■ TEXT SHOWN ■
## START

# New Website



## dabs (Nov 25, 2005)

:lmao:  I would appreciate any constructive criticism about my website and images. :hug:: www.daveprincephotography.com


----------



## yummifruitbat (Nov 25, 2005)

FYI, link is http://www.daveprincephotography.com/


----------



## Lol999 (Nov 25, 2005)

Got some nice images mate. I'm not a fan of the "digitised" ones but that's just my preferences. Your website is laid out okay. Just studying e-commerce at college and you can buy something within the target range of 3 clicks, so that's all good! I'm a NE Derbyshire man myself, the right side of the Yorkshire/Derbyshire border 


Lol


----------



## yummifruitbat (Nov 25, 2005)

Site looks nice and tidy, and you've got some lovely images. To be honest, I'm not a huge fan of heavy Photoshop treatment so my favourite pictures are the originals with the least processing. But that's just me


----------



## dabs (Nov 27, 2005)

Hi Lol 

Thanks for taking the time to view my site. Also thanks for the advice on the e commerce

Dabs


----------



## dabs (Nov 27, 2005)

Thanks yummifruitbat for viewing my site and I take on board your comments, but Im afraid Im just a photoshop nut. Also thanks for adding my web address in your post, Ive now edited my original post.

Dabs


----------



## terri (Nov 27, 2005)

I merged these threads for you, dabs. It's the same website, so little point in running more than one thread for it.


----------

## END

■ SOURCE RECORDS ■

## START

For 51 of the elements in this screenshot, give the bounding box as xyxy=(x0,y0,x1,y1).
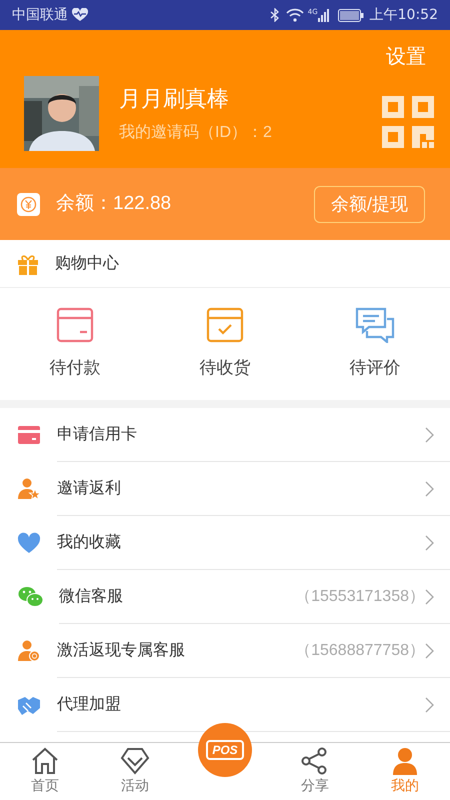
person-coin-icon xyxy=(17,640,41,662)
phone-number: （15553171358） xyxy=(295,586,425,606)
menu-label: 微信客服 xyxy=(59,586,123,606)
order-status-item[interactable]: 待收货 xyxy=(150,307,300,381)
menu-label: 我的收藏 xyxy=(57,532,121,552)
clock-time: 上午10:52 xyxy=(370,6,438,24)
user-name: 月月刷真棒 xyxy=(119,85,230,113)
menu-row[interactable]: 申请信用卡 xyxy=(0,408,450,462)
section-title: 购物中心 xyxy=(55,254,119,274)
chat-icon xyxy=(355,307,395,344)
tab-item[interactable]: 首页 xyxy=(0,743,90,800)
chevron-right-icon xyxy=(425,588,434,604)
menu-row[interactable]: 激活返现专属客服 （15688877758） xyxy=(0,624,450,678)
credit-card-icon xyxy=(17,424,41,446)
gift-icon xyxy=(17,252,39,274)
person-star-icon xyxy=(17,478,41,500)
battery-icon xyxy=(338,8,364,22)
qr-code-icon[interactable] xyxy=(382,96,434,148)
wifi-icon xyxy=(286,8,304,22)
tab-item[interactable]: 活动 xyxy=(90,743,180,800)
diamond-icon xyxy=(120,747,150,775)
menu-label: 代理加盟 xyxy=(57,694,121,714)
order-status-item[interactable]: 待付款 xyxy=(0,307,150,381)
box-icon xyxy=(206,307,244,344)
handshake-icon xyxy=(17,694,41,716)
tab-item[interactable]: 分享 xyxy=(270,743,360,800)
signal-icon xyxy=(318,8,330,22)
bluetooth-icon xyxy=(270,8,280,22)
chevron-right-icon xyxy=(425,480,434,496)
menu-row[interactable]: 邀请返利 xyxy=(0,462,450,516)
yuan-coin-icon xyxy=(17,192,40,216)
menu-label: 申请信用卡 xyxy=(57,424,137,444)
home-icon xyxy=(30,747,60,775)
wallet-icon xyxy=(56,307,94,344)
balance-amount: 余额：122.88 xyxy=(56,192,172,216)
invite-code: 我的邀请码（ID）：2 xyxy=(119,122,272,143)
heart-rate-icon xyxy=(72,8,88,22)
phone-number: （15688877758） xyxy=(295,640,425,660)
menu-label: 激活返现专属客服 xyxy=(57,640,185,660)
chevron-right-icon xyxy=(425,642,434,658)
menu-row[interactable]: 微信客服 （15553171358） xyxy=(0,570,450,624)
chevron-right-icon xyxy=(425,426,434,442)
menu-label: 邀请返利 xyxy=(57,478,121,498)
heart-icon xyxy=(17,532,41,554)
chevron-right-icon xyxy=(425,534,434,550)
carrier-name: 中国联通 xyxy=(12,6,68,24)
chevron-right-icon xyxy=(425,696,434,712)
order-status-item[interactable]: 待评价 xyxy=(300,307,450,381)
menu-row[interactable]: 我的收藏 xyxy=(0,516,450,570)
person-icon xyxy=(390,747,420,775)
chat-bubbles-icon xyxy=(17,586,43,608)
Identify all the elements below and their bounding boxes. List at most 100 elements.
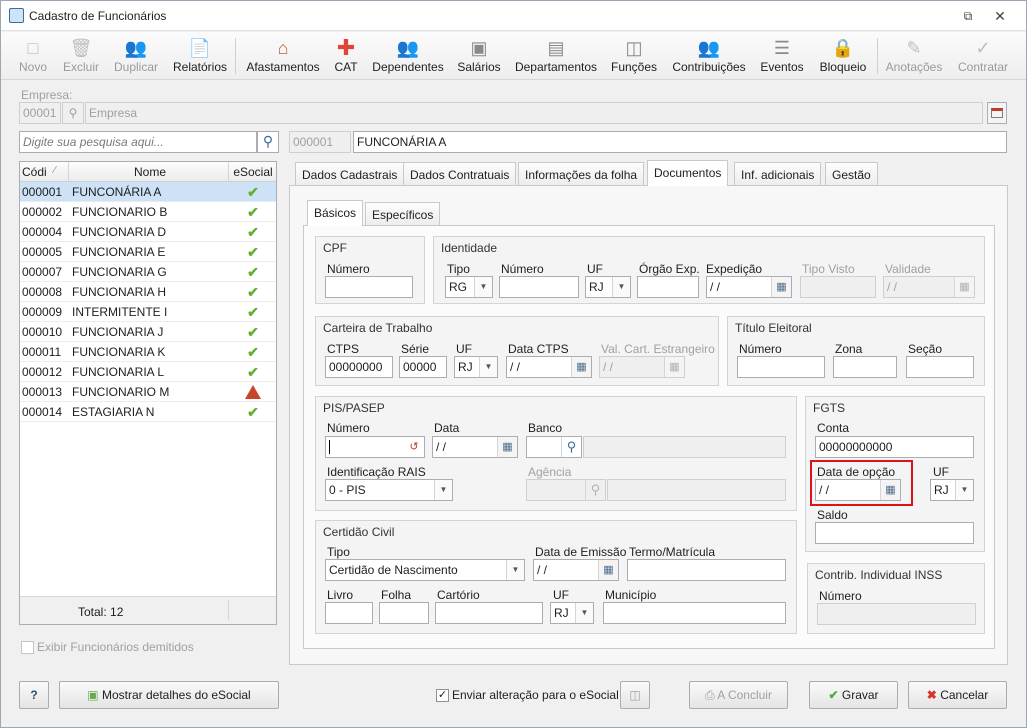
contributions-button[interactable]: 👥 Contribuições xyxy=(667,34,751,78)
certidao-type-select[interactable]: Certidão de Nascimento ▼ xyxy=(325,559,525,581)
table-row[interactable]: 000007 FUNCIONARIA G ✔ xyxy=(20,262,276,282)
tab-documentos[interactable]: Documentos xyxy=(647,160,729,186)
certidao-sheet-field[interactable] xyxy=(379,602,429,624)
cancel-button[interactable]: ✖ Cancelar xyxy=(908,681,1007,709)
ctps-val-date[interactable]: / / ▦ xyxy=(599,356,685,378)
employee-code-field[interactable]: 000001 xyxy=(289,131,351,153)
block-button[interactable]: 🔒 Bloqueio xyxy=(813,34,873,78)
save-button[interactable]: ✔ Gravar xyxy=(809,681,898,709)
id-uf-select[interactable]: RJ ▼ xyxy=(585,276,631,298)
send-change-checkbox[interactable]: ✓ xyxy=(436,689,449,702)
titulo-zona-field[interactable] xyxy=(833,356,897,378)
table-row[interactable]: 000010 FUNCIONARIA J ✔ xyxy=(20,322,276,342)
id-visa-field[interactable] xyxy=(800,276,876,298)
ctps-date[interactable]: / / ▦ xyxy=(506,356,592,378)
conclude-button[interactable]: ⎙ A Concluir xyxy=(689,681,788,709)
tab-inf-adicionais[interactable]: Inf. adicionais xyxy=(734,162,822,186)
calendar-icon[interactable]: ▦ xyxy=(954,277,974,297)
leaves-button[interactable]: ⌂ Afastamentos xyxy=(241,34,325,78)
table-row[interactable]: 000013 FUNCIONARIO M xyxy=(20,382,276,402)
certidao-uf-select[interactable]: RJ ▼ xyxy=(550,602,594,624)
search-icon[interactable]: ⚲ xyxy=(585,480,605,500)
search-icon[interactable]: ⚲ xyxy=(561,437,581,457)
calendar-icon[interactable]: ▦ xyxy=(664,357,684,377)
id-orgao-field[interactable] xyxy=(637,276,699,298)
table-row[interactable]: 000011 FUNCIONARIA K ✔ xyxy=(20,342,276,362)
table-row[interactable]: 000002 FUNCIONARIO B ✔ xyxy=(20,202,276,222)
table-row[interactable]: 000014 ESTAGIARIA N ✔ xyxy=(20,402,276,422)
calendar-icon[interactable]: ▦ xyxy=(771,277,791,297)
table-row[interactable]: 000012 FUNCIONARIA L ✔ xyxy=(20,362,276,382)
calendar-icon[interactable]: ▦ xyxy=(598,560,618,580)
esocial-send-button[interactable]: ◫ xyxy=(620,681,650,709)
ctps-serie-field[interactable]: 00000 xyxy=(399,356,447,378)
hire-button[interactable]: ✓ Contratar xyxy=(953,34,1013,78)
certidao-book-field[interactable] xyxy=(325,602,373,624)
pis-rais-select[interactable]: 0 - PIS ▼ xyxy=(325,479,453,501)
pis-agency-code-field[interactable]: ⚲ xyxy=(526,479,606,501)
help-button[interactable]: ? xyxy=(19,681,49,709)
delete-button[interactable]: 🗑 Excluir xyxy=(59,34,103,78)
functions-button[interactable]: ◫ Funções xyxy=(607,34,661,78)
id-validity-date[interactable]: / / ▦ xyxy=(883,276,975,298)
fgts-account-field[interactable]: 00000000000 xyxy=(815,436,974,458)
empresa-code-field[interactable]: 00001 xyxy=(19,102,61,124)
id-type-select[interactable]: RG ▼ xyxy=(445,276,493,298)
calendar-icon[interactable]: ▦ xyxy=(880,480,900,500)
table-row[interactable]: 000008 FUNCIONARIA H ✔ xyxy=(20,282,276,302)
id-number-field[interactable] xyxy=(499,276,579,298)
table-row[interactable]: 000005 FUNCIONARIA E ✔ xyxy=(20,242,276,262)
tab-gestao[interactable]: Gestão xyxy=(825,162,878,186)
id-expedicao-date[interactable]: / / ▦ xyxy=(706,276,792,298)
dependents-button[interactable]: 👥 Dependentes xyxy=(369,34,447,78)
inss-number-field[interactable] xyxy=(817,603,976,625)
tab-basicos[interactable]: Básicos xyxy=(307,200,364,226)
table-row[interactable]: 000001 FUNCONÁRIA A ✔ xyxy=(20,182,276,202)
certidao-registry-field[interactable] xyxy=(435,602,543,624)
pis-bank-code-field[interactable]: ⚲ xyxy=(526,436,582,458)
tab-dados-contratuais[interactable]: Dados Contratuais xyxy=(403,162,517,186)
column-name[interactable]: Nome xyxy=(70,165,230,179)
refresh-icon[interactable]: ↺ xyxy=(404,437,424,457)
certidao-city-field[interactable] xyxy=(603,602,786,624)
tab-especificos[interactable]: Específicos xyxy=(365,202,441,226)
certidao-term-field[interactable] xyxy=(627,559,786,581)
fgts-balance-field[interactable] xyxy=(815,522,974,544)
fgts-option-date[interactable]: / / ▦ xyxy=(815,479,901,501)
events-button[interactable]: ☰ Eventos xyxy=(757,34,807,78)
reports-button[interactable]: 📄 Relatórios xyxy=(169,34,231,78)
tab-informacoes-folha[interactable]: Informações da folha xyxy=(518,162,645,186)
search-icon[interactable]: ⚲ xyxy=(257,131,279,153)
close-icon[interactable]: ✕ xyxy=(991,7,1009,25)
ctps-uf-select[interactable]: RJ ▼ xyxy=(454,356,498,378)
new-button[interactable]: □ Novo xyxy=(11,34,55,78)
table-row[interactable]: 000009 INTERMITENTE I ✔ xyxy=(20,302,276,322)
esocial-details-button[interactable]: ▣ Mostrar detalhes do eSocial xyxy=(59,681,279,709)
search-icon[interactable]: ⚲ xyxy=(62,102,84,124)
salaries-button[interactable]: ▣ Salários xyxy=(453,34,505,78)
pis-bank-name-field[interactable] xyxy=(583,436,786,458)
column-code[interactable]: Códi xyxy=(22,165,47,179)
empresa-name-field[interactable]: Empresa xyxy=(85,102,983,124)
employee-name-field[interactable]: FUNCONÁRIA A xyxy=(353,131,1007,153)
ctps-field[interactable]: 00000000 xyxy=(325,356,393,378)
search-input[interactable]: Digite sua pesquisa aqui... xyxy=(19,131,257,153)
certidao-emission-date[interactable]: / / ▦ xyxy=(533,559,619,581)
calendar-icon[interactable]: ▦ xyxy=(571,357,591,377)
cpf-number-field[interactable] xyxy=(325,276,413,298)
restore-icon[interactable]: ⧉ xyxy=(959,7,977,25)
titulo-number-field[interactable] xyxy=(737,356,825,378)
pis-agency-name-field[interactable] xyxy=(607,479,786,501)
notes-button[interactable]: ✎ Anotações xyxy=(881,34,947,78)
show-dismissed-checkbox[interactable] xyxy=(21,641,34,654)
empresa-window-button[interactable] xyxy=(987,102,1007,124)
titulo-secao-field[interactable] xyxy=(906,356,974,378)
column-esocial[interactable]: eSocial xyxy=(230,165,276,179)
table-row[interactable]: 000004 FUNCIONARIA D ✔ xyxy=(20,222,276,242)
pis-number-field[interactable]: ↺ xyxy=(325,436,425,458)
departments-button[interactable]: ▤ Departamentos xyxy=(511,34,601,78)
pis-date[interactable]: / / ▦ xyxy=(432,436,518,458)
fgts-uf-select[interactable]: RJ ▼ xyxy=(930,479,974,501)
tab-dados-cadastrais[interactable]: Dados Cadastrais xyxy=(295,162,405,186)
duplicate-button[interactable]: 👥 Duplicar xyxy=(109,34,163,78)
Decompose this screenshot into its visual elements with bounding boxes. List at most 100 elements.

## END

■ TASKS ■
[a] List the usernames of everyone who posted in the forum thread.
[b] In the records, swap "table-row" for "list-row" in the lines from the line with "contributions-button[interactable]: 👥 Contribuições" up to and including the line with "ctps-date[interactable]: / /", and write out only those lines with nothing else changed.
The records are unrelated to the forum thread.

■ RESPONSES PER TASK ■
[a] dabs, yummifruitbat, Lol999, terri

[b]
contributions-button[interactable]: 👥 Contribuições xyxy=(667,34,751,78)
certidao-type-select[interactable]: Certidão de Nascimento ▼ xyxy=(325,559,525,581)
list-row[interactable]: 000007 FUNCIONARIA G ✔ xyxy=(20,262,276,282)
tab-documentos[interactable]: Documentos xyxy=(647,160,729,186)
certidao-sheet-field[interactable] xyxy=(379,602,429,624)
cancel-button[interactable]: ✖ Cancelar xyxy=(908,681,1007,709)
ctps-val-date[interactable]: / / ▦ xyxy=(599,356,685,378)
employee-code-field[interactable]: 000001 xyxy=(289,131,351,153)
block-button[interactable]: 🔒 Bloqueio xyxy=(813,34,873,78)
save-button[interactable]: ✔ Gravar xyxy=(809,681,898,709)
id-uf-select[interactable]: RJ ▼ xyxy=(585,276,631,298)
send-change-checkbox[interactable]: ✓ xyxy=(436,689,449,702)
titulo-zona-field[interactable] xyxy=(833,356,897,378)
list-row[interactable]: 000010 FUNCIONARIA J ✔ xyxy=(20,322,276,342)
id-visa-field[interactable] xyxy=(800,276,876,298)
ctps-date[interactable]: / / ▦ xyxy=(506,356,592,378)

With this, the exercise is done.